◆ DOCUMENT PASSAGE
▼
After yet another boring couple of hours on the I10 we arrived at Biloxi. We took a cab to Shaggy’s, a beachside bar overlooking the Gulf of Mexico (or Gulf of America now, I believe). The weather was grey and blustery but we did our traditional road trip quiz and polished off a few Sierra Nevada’s.
Biloxi still bore the signs of Hurricane Katrina – huge pilasters and columns from ante-bellum mansions dumped on the waterfront just the most obvious evidence. Talking to some of the staff in Shaggy’s there lingered a belief that the Federal Relief Agency had diverted all the emergency funds to New Orleans, while Biloxi was hung out to dry, so to speak.
Caught another cab, yes another, because in America (apart from New York and, at a push, Chicago) everywhere is too far to walk. This time to the Beau Rivage Casino and the cheap drinks, tumbling dice, high rollers and all the faites vos jeux that you need for a good night. I won a few dollars on blackjack and we celebrated by going to the buffet. It had great roast beef, ribs galore, poached lobster claws, gumbo, catfish, sweet potato mash – everything you needed.
On the way back the taxi-driver didn’t know the way and we ended up on a dark country lane and, at one point, it looked like it might turn dodgy – especially as the driver was sure to be armed. Fortunately, by chance, we found the right road and turned in. New Orleans tomorrow.
Day 8 – Biloxi MS to New Orleans LA
We had hoped for the weather to brighten up but it remained subdued, slightly wet and cool. True to the plan we had breakfast in Denny’s and, true to my plan, I had more grits, worried they may be the last of the trip – so I made the most of them with double portions of cream and obligatory soft and runny poachers, tabasco sauce and muffins. We drove across enormous bayous where we saw alligator eyes just looking for a meal to emerge from the swamps – the kind of places where the freedom riders were murdered in 1961 and where the White Knights of the Ku Klux Klan ran the show (not Louisiana, What’s got 4 I’s and no brain? – do yourself a favour and watch the film), thankfully no longer.
We checked into Hotel St. Pierre, very central. It was just off Bourbon St, the legendary centre of New Orlean’s French quarter. St. Pierre was old, rickety but had a certain ante-bellum southern elegance, I think the floorboards and plumbing were equally ante-bellum. We dropped off the car and found a cab to whisk us off to Manning’s Sports Bar. This was something of a palace, vast leather reclining armchairs to watch the sports on about 50 huge screens. The menu was composed of various assortments, each bigger than the other, of everything caught, harvested and slaughtered in the USA! (often slathered in cheese or deep fried in oil.) With sides of fries, spicy creole this or hot cajun that. I daren’t describe the heart attacks of the desserts! The beer menu was outstanding once you got past the Miller Lite 2% department and hit the hops! On the way back we went, not by cab, to the Cornet Roof Bar in the French Quarter which had good views overlooking Bourbon Street, an interesting menu and pencilled it in for tomorrow’s dinner.

We were looking forward to a Saturday night in New Orleans.
The last time we spent an evening out in downtown New Orleans it was fantastic – great, friendly atmosphere; trad jazz bands in the streets; bars, full but not crowded or rowdy. This time it was a Saturday and the area around Bourbon Street became a crowded hellhole of hen/stag parties and shirtless drunks, whistling and stupid. The atmosphere was sour and to compensate the bars seemed to have doubled their prices and served the drinks in plastic containers. A lesson learned – go to New Orleans on a weekday.
▲
◆ EXERCISE GOAL
List every dish the road trip account names as part of the buffet at the Beau Rivage Casino.

◆ Excerpts from a layout annotation set
▼
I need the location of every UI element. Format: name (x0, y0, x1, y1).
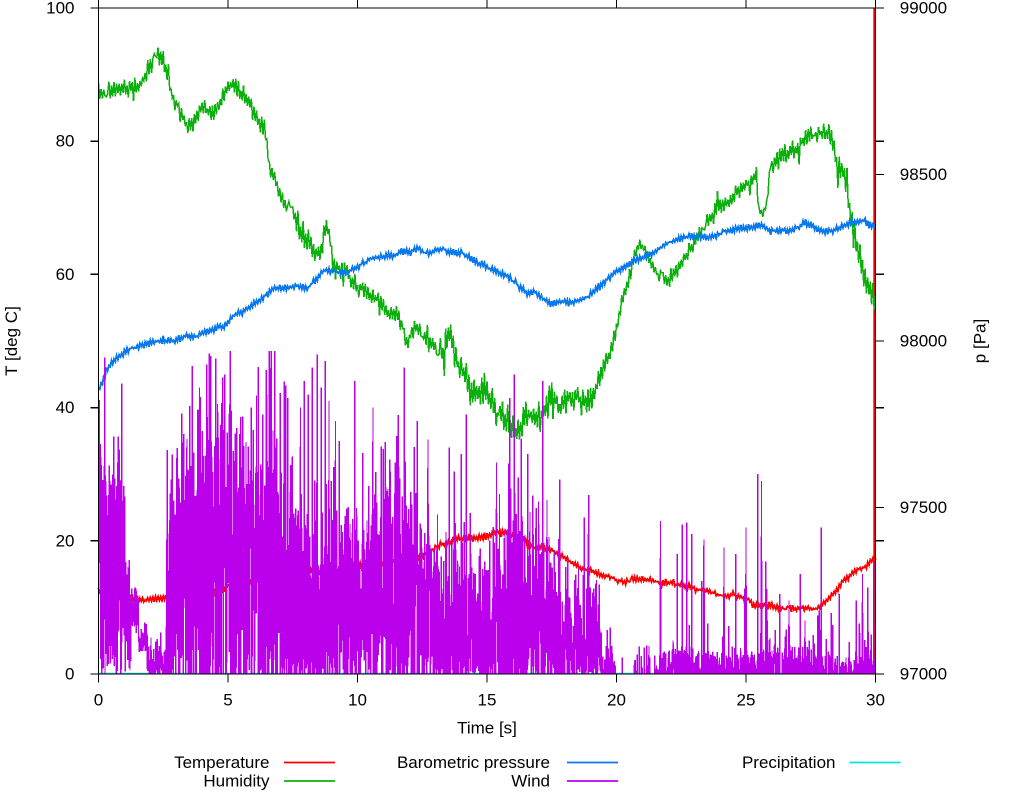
svg-text:20: 20 (56, 531, 75, 550)
svg-text:98000: 98000 (900, 332, 947, 351)
svg-text:5: 5 (223, 691, 232, 710)
svg-text:100: 100 (46, 0, 74, 18)
svg-text:15: 15 (478, 691, 497, 710)
svg-text:Time [s]: Time [s] (457, 719, 517, 738)
svg-text:Barometric pressure: Barometric pressure (397, 753, 550, 772)
svg-text:30: 30 (866, 691, 885, 710)
svg-text:Temperature: Temperature (174, 753, 269, 772)
svg-text:97500: 97500 (900, 498, 947, 517)
svg-text:60: 60 (56, 265, 75, 284)
svg-text:0: 0 (65, 665, 74, 684)
svg-text:T [deg C]: T [deg C] (2, 306, 21, 376)
svg-text:40: 40 (56, 398, 75, 417)
svg-text:p [Pa]: p [Pa] (971, 319, 990, 363)
svg-text:99000: 99000 (900, 0, 947, 18)
svg-text:0: 0 (94, 691, 103, 710)
svg-text:98500: 98500 (900, 165, 947, 184)
svg-text:Precipitation: Precipitation (742, 753, 836, 772)
svg-text:20: 20 (607, 691, 626, 710)
svg-text:10: 10 (348, 691, 367, 710)
svg-text:25: 25 (737, 691, 756, 710)
svg-text:80: 80 (56, 132, 75, 151)
svg-text:Humidity: Humidity (203, 772, 270, 791)
svg-text:97000: 97000 (900, 665, 947, 684)
svg-text:Wind: Wind (511, 772, 550, 791)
▲
◆ FINAL RESULT
roast beef, ribs, poached lobster claws, gumbo, catfish, sweet potato mash